Dataset items
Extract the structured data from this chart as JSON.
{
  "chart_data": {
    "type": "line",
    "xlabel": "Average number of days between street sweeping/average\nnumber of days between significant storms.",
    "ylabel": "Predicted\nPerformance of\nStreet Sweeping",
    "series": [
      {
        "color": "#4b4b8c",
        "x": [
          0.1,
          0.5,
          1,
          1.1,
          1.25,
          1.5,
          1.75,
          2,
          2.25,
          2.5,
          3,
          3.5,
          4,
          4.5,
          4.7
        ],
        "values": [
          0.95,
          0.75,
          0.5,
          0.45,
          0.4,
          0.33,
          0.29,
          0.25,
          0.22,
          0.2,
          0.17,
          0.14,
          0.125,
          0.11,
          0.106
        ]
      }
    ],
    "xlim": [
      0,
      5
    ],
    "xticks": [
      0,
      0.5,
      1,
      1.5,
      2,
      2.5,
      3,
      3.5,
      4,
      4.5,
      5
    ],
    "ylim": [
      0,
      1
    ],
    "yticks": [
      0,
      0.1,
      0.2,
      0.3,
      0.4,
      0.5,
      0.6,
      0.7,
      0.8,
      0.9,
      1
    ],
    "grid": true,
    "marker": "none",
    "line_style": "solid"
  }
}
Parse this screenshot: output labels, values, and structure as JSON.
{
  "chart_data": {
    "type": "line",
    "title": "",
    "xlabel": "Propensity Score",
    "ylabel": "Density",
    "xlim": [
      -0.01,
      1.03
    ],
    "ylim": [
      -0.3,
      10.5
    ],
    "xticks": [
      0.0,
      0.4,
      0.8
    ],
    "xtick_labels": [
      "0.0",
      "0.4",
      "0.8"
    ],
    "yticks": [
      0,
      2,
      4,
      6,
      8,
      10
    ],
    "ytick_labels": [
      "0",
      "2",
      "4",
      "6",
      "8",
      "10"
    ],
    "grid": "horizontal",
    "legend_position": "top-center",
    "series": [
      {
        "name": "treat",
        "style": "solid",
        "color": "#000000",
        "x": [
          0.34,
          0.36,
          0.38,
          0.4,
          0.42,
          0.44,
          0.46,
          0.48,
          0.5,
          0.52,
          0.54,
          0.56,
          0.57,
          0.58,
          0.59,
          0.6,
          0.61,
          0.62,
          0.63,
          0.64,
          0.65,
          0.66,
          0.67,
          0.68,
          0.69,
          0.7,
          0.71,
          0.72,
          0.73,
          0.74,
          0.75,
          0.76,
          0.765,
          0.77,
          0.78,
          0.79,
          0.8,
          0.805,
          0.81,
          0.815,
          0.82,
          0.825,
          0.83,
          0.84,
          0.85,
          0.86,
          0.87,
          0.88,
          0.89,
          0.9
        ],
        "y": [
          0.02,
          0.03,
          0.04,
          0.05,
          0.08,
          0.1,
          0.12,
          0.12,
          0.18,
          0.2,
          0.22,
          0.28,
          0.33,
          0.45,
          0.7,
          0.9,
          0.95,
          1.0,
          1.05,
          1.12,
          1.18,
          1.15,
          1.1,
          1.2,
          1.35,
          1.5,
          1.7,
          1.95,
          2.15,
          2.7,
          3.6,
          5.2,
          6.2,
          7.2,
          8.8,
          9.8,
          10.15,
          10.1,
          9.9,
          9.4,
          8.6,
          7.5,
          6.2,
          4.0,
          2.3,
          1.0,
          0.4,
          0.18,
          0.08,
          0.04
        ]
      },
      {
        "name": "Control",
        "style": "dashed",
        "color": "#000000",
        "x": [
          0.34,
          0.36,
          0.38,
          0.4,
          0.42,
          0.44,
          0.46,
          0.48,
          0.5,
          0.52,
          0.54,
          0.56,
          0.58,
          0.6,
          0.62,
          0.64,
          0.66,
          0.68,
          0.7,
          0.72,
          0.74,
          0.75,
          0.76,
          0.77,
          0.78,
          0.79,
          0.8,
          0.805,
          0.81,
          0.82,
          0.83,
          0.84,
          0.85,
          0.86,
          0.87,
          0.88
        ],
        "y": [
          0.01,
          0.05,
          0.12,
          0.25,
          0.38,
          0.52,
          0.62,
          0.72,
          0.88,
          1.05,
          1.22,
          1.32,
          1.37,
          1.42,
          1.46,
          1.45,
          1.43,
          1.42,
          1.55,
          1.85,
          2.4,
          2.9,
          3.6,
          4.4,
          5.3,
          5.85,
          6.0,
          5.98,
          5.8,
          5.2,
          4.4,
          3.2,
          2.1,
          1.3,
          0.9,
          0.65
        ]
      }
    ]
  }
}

Your task ▸ Write the material out again in its entirety, exactly as shown.

Result for this task ▸
Extract the structured data from this chart as JSON.
{
  "chart_data": {
    "type": "line",
    "xlabel": "Average number of days between street sweeping/average\nnumber of days between significant storms.",
    "ylabel": "Predicted\nPerformance of\nStreet Sweeping",
    "series": [
      {
        "color": "#4b4b8c",
        "x": [
          0.1,
          0.5,
          1,
          1.1,
          1.25,
          1.5,
          1.75,
          2,
          2.25,
          2.5,
          3,
          3.5,
          4,
          4.5,
          4.7
        ],
        "values": [
          0.95,
          0.75,
          0.5,
          0.45,
          0.4,
          0.33,
          0.29,
          0.25,
          0.22,
          0.2,
          0.17,
          0.14,
          0.125,
          0.11,
          0.106
        ]
      }
    ],
    "xlim": [
      0,
      5
    ],
    "xticks": [
      0,
      0.5,
      1,
      1.5,
      2,
      2.5,
      3,
      3.5,
      4,
      4.5,
      5
    ],
    "ylim": [
      0,
      1
    ],
    "yticks": [
      0,
      0.1,
      0.2,
      0.3,
      0.4,
      0.5,
      0.6,
      0.7,
      0.8,
      0.9,
      1
    ],
    "grid": true,
    "marker": "none",
    "line_style": "solid"
  }
}
Parse this screenshot: output labels, values, and structure as JSON.
{
  "chart_data": {
    "type": "line",
    "title": "",
    "xlabel": "Propensity Score",
    "ylabel": "Density",
    "xlim": [
      -0.01,
      1.03
    ],
    "ylim": [
      -0.3,
      10.5
    ],
    "xticks": [
      0.0,
      0.4,
      0.8
    ],
    "xtick_labels": [
      "0.0",
      "0.4",
      "0.8"
    ],
    "yticks": [
      0,
      2,
      4,
      6,
      8,
      10
    ],
    "ytick_labels": [
      "0",
      "2",
      "4",
      "6",
      "8",
      "10"
    ],
    "grid": "horizontal",
    "legend_position": "top-center",
    "series": [
      {
        "name": "treat",
        "style": "solid",
        "color": "#000000",
        "x": [
          0.34,
          0.36,
          0.38,
          0.4,
          0.42,
          0.44,
          0.46,
          0.48,
          0.5,
          0.52,
          0.54,
          0.56,
          0.57,
          0.58,
          0.59,
          0.6,
          0.61,
          0.62,
          0.63,
          0.64,
          0.65,
          0.66,
          0.67,
          0.68,
          0.69,
          0.7,
          0.71,
          0.72,
          0.73,
          0.74,
          0.75,
          0.76,
          0.765,
          0.77,
          0.78,
          0.79,
          0.8,
          0.805,
          0.81,
          0.815,
          0.82,
          0.825,
          0.83,
          0.84,
          0.85,
          0.86,
          0.87,
          0.88,
          0.89,
          0.9
        ],
        "y": [
          0.02,
          0.03,
          0.04,
          0.05,
          0.08,
          0.1,
          0.12,
          0.12,
          0.18,
          0.2,
          0.22,
          0.28,
          0.33,
          0.45,
          0.7,
          0.9,
          0.95,
          1.0,
          1.05,
          1.12,
          1.18,
          1.15,
          1.1,
          1.2,
          1.35,
          1.5,
          1.7,
          1.95,
          2.15,
          2.7,
          3.6,
          5.2,
          6.2,
          7.2,
          8.8,
          9.8,
          10.15,
          10.1,
          9.9,
          9.4,
          8.6,
          7.5,
          6.2,
          4.0,
          2.3,
          1.0,
          0.4,
          0.18,
          0.08,
          0.04
        ]
      },
      {
        "name": "Control",
        "style": "dashed",
        "color": "#000000",
        "x": [
          0.34,
          0.36,
          0.38,
          0.4,
          0.42,
          0.44,
          0.46,
          0.48,
          0.5,
          0.52,
          0.54,
          0.56,
          0.58,
          0.6,
          0.62,
          0.64,
          0.66,
          0.68,
          0.7,
          0.72,
          0.74,
          0.75,
          0.76,
          0.77,
          0.78,
          0.79,
          0.8,
          0.805,
          0.81,
          0.82,
          0.83,
          0.84,
          0.85,
          0.86,
          0.87,
          0.88
        ],
        "y": [
          0.01,
          0.05,
          0.12,
          0.25,
          0.38,
          0.52,
          0.62,
          0.72,
          0.88,
          1.05,
          1.22,
          1.32,
          1.37,
          1.42,
          1.46,
          1.45,
          1.43,
          1.42,
          1.55,
          1.85,
          2.4,
          2.9,
          3.6,
          4.4,
          5.3,
          5.85,
          6.0,
          5.98,
          5.8,
          5.2,
          4.4,
          3.2,
          2.1,
          1.3,
          0.9,
          0.65
        ]
      }
    ]
  }
}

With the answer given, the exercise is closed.